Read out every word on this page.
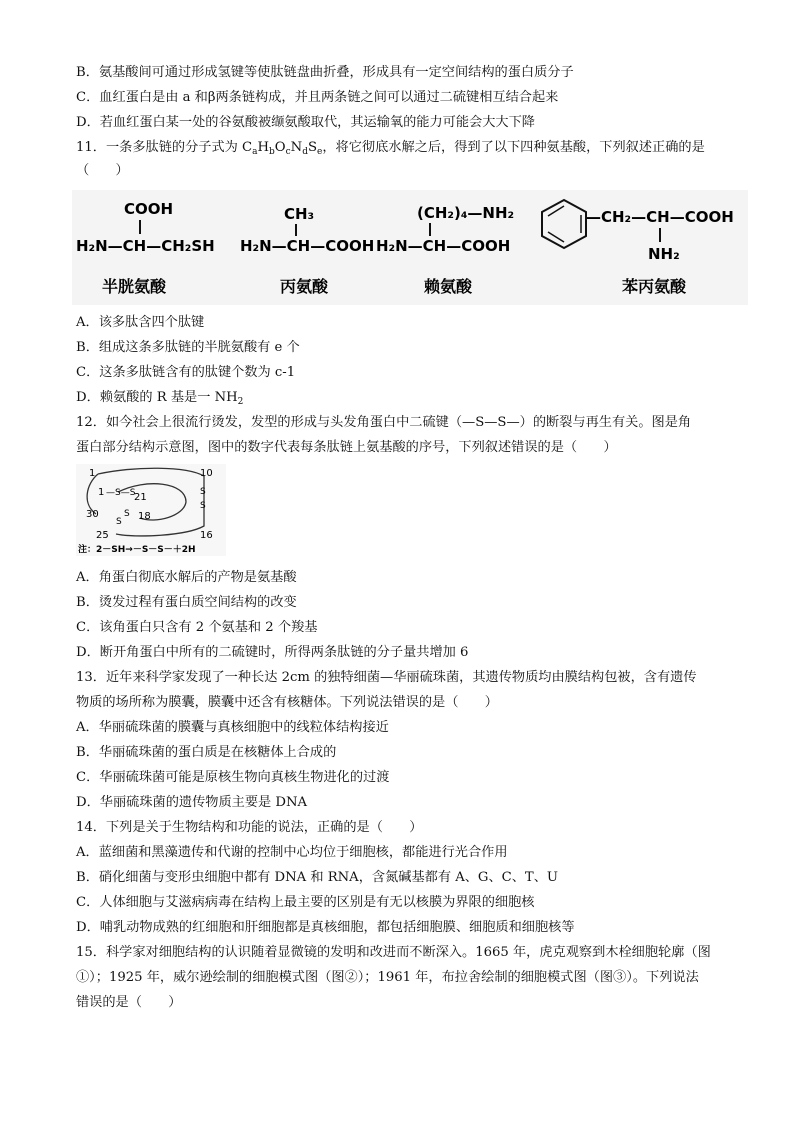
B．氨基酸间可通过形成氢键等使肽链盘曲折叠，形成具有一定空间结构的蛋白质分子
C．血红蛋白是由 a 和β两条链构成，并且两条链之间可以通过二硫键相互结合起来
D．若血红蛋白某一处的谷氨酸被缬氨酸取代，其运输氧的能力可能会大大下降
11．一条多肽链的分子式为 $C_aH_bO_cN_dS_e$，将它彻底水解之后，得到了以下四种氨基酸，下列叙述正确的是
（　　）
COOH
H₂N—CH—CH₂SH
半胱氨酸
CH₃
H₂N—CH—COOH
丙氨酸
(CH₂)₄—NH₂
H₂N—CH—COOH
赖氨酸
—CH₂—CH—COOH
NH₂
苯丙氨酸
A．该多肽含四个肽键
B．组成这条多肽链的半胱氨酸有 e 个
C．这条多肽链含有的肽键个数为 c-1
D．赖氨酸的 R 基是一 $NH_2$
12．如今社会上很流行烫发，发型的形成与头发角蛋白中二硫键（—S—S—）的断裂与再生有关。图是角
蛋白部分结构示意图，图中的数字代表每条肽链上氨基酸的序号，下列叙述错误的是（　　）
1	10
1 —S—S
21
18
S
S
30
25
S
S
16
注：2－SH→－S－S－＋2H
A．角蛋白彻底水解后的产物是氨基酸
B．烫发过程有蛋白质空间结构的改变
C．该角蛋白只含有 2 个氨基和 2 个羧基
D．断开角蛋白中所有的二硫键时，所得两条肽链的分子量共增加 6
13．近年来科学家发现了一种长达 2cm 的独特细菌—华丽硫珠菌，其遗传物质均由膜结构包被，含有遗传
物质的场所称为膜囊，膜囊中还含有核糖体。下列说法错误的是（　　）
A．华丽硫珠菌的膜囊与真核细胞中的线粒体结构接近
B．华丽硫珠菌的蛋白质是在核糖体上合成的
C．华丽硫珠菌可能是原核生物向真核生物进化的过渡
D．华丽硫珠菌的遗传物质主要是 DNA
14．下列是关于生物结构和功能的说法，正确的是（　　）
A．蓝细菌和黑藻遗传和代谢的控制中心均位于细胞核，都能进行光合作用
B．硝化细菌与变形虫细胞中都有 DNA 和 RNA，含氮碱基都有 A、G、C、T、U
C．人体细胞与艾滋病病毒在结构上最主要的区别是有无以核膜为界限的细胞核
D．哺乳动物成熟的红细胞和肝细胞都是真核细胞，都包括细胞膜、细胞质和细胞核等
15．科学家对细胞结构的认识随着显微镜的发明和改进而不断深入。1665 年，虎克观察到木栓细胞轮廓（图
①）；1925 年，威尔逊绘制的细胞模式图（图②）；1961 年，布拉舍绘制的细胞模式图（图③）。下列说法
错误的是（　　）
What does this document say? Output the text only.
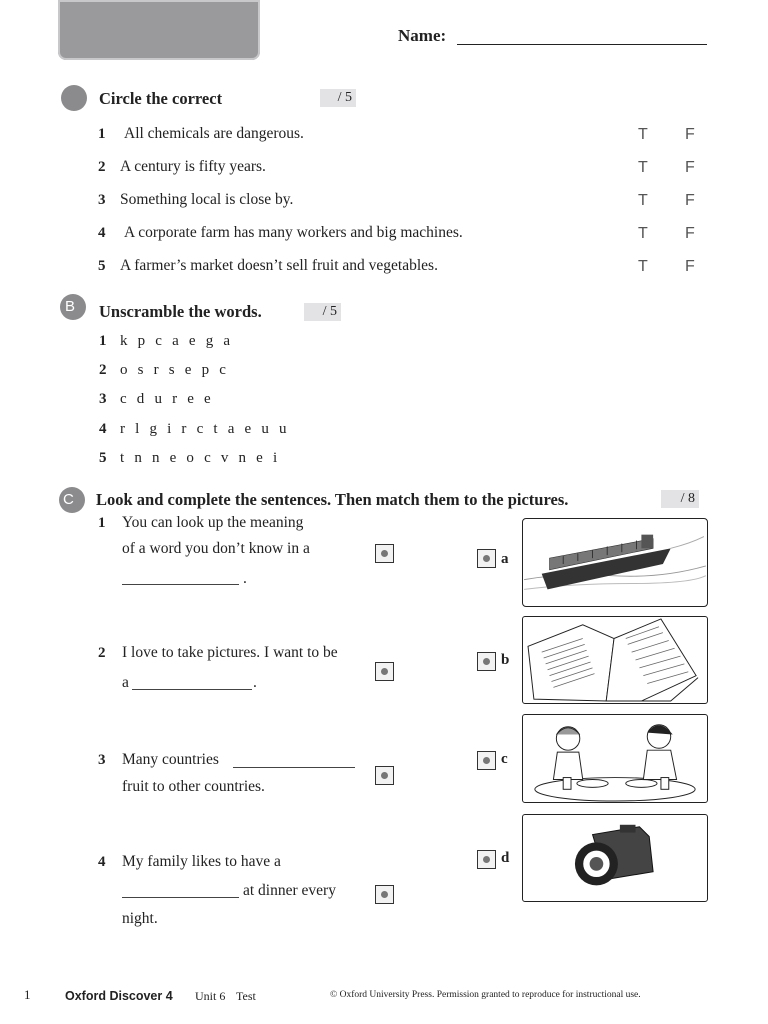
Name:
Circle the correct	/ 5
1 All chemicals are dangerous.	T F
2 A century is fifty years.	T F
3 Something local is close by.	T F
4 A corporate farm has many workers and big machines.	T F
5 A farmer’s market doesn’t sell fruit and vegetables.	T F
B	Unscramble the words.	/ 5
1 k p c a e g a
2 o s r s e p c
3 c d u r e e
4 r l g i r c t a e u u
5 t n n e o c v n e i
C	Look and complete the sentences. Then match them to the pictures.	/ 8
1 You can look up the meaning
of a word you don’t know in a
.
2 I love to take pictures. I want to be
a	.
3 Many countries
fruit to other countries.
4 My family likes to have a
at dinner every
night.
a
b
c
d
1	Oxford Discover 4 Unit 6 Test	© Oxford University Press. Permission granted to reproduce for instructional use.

*****

## [WHAT THE EXERCISE ASKS]
Pictures appear in the records above. Output everything except them, exactly.

## [ANSWER TO THE TASK]
Read out every word on this page.
B．氨基酸间可通过形成氢键等使肽链盘曲折叠，形成具有一定空间结构的蛋白质分子
C．血红蛋白是由 a 和β两条链构成，并且两条链之间可以通过二硫键相互结合起来
D．若血红蛋白某一处的谷氨酸被缬氨酸取代，其运输氧的能力可能会大大下降
11．一条多肽链的分子式为 $C_aH_bO_cN_dS_e$，将它彻底水解之后，得到了以下四种氨基酸，下列叙述正确的是
（　　）
COOH
H₂N—CH—CH₂SH
半胱氨酸
CH₃
H₂N—CH—COOH
丙氨酸
(CH₂)₄—NH₂
H₂N—CH—COOH
赖氨酸
—CH₂—CH—COOH
NH₂
苯丙氨酸
A．该多肽含四个肽键
B．组成这条多肽链的半胱氨酸有 e 个
C．这条多肽链含有的肽键个数为 c-1
D．赖氨酸的 R 基是一 $NH_2$
12．如今社会上很流行烫发，发型的形成与头发角蛋白中二硫键（—S—S—）的断裂与再生有关。图是角
蛋白部分结构示意图，图中的数字代表每条肽链上氨基酸的序号，下列叙述错误的是（　　）
1	10
1 —S—S
21
18
S
S
30
25
S
S
16
注：2－SH→－S－S－＋2H
A．角蛋白彻底水解后的产物是氨基酸
B．烫发过程有蛋白质空间结构的改变
C．该角蛋白只含有 2 个氨基和 2 个羧基
D．断开角蛋白中所有的二硫键时，所得两条肽链的分子量共增加 6
13．近年来科学家发现了一种长达 2cm 的独特细菌—华丽硫珠菌，其遗传物质均由膜结构包被，含有遗传
物质的场所称为膜囊，膜囊中还含有核糖体。下列说法错误的是（　　）
A．华丽硫珠菌的膜囊与真核细胞中的线粒体结构接近
B．华丽硫珠菌的蛋白质是在核糖体上合成的
C．华丽硫珠菌可能是原核生物向真核生物进化的过渡
D．华丽硫珠菌的遗传物质主要是 DNA
14．下列是关于生物结构和功能的说法，正确的是（　　）
A．蓝细菌和黑藻遗传和代谢的控制中心均位于细胞核，都能进行光合作用
B．硝化细菌与变形虫细胞中都有 DNA 和 RNA，含氮碱基都有 A、G、C、T、U
C．人体细胞与艾滋病病毒在结构上最主要的区别是有无以核膜为界限的细胞核
D．哺乳动物成熟的红细胞和肝细胞都是真核细胞，都包括细胞膜、细胞质和细胞核等
15．科学家对细胞结构的认识随着显微镜的发明和改进而不断深入。1665 年，虎克观察到木栓细胞轮廓（图
①）；1925 年，威尔逊绘制的细胞模式图（图②）；1961 年，布拉舍绘制的细胞模式图（图③）。下列说法
错误的是（　　）
What does this document say? Output the text only.
Name:
Circle the correct	/ 5
1 All chemicals are dangerous.	T F
2 A century is fifty years.	T F
3 Something local is close by.	T F
4 A corporate farm has many workers and big machines.	T F
5 A farmer’s market doesn’t sell fruit and vegetables.	T F
B	Unscramble the words.	/ 5
1 k p c a e g a
2 o s r s e p c
3 c d u r e e
4 r l g i r c t a e u u
5 t n n e o c v n e i
C	Look and complete the sentences. Then match them to the pictures.	/ 8
1 You can look up the meaning
of a word you don’t know in a
.
2 I love to take pictures. I want to be
a	.
3 Many countries
fruit to other countries.
4 My family likes to have a
at dinner every
night.
a
b
c
d
1	Oxford Discover 4 Unit 6 Test	© Oxford University Press. Permission granted to reproduce for instructional use.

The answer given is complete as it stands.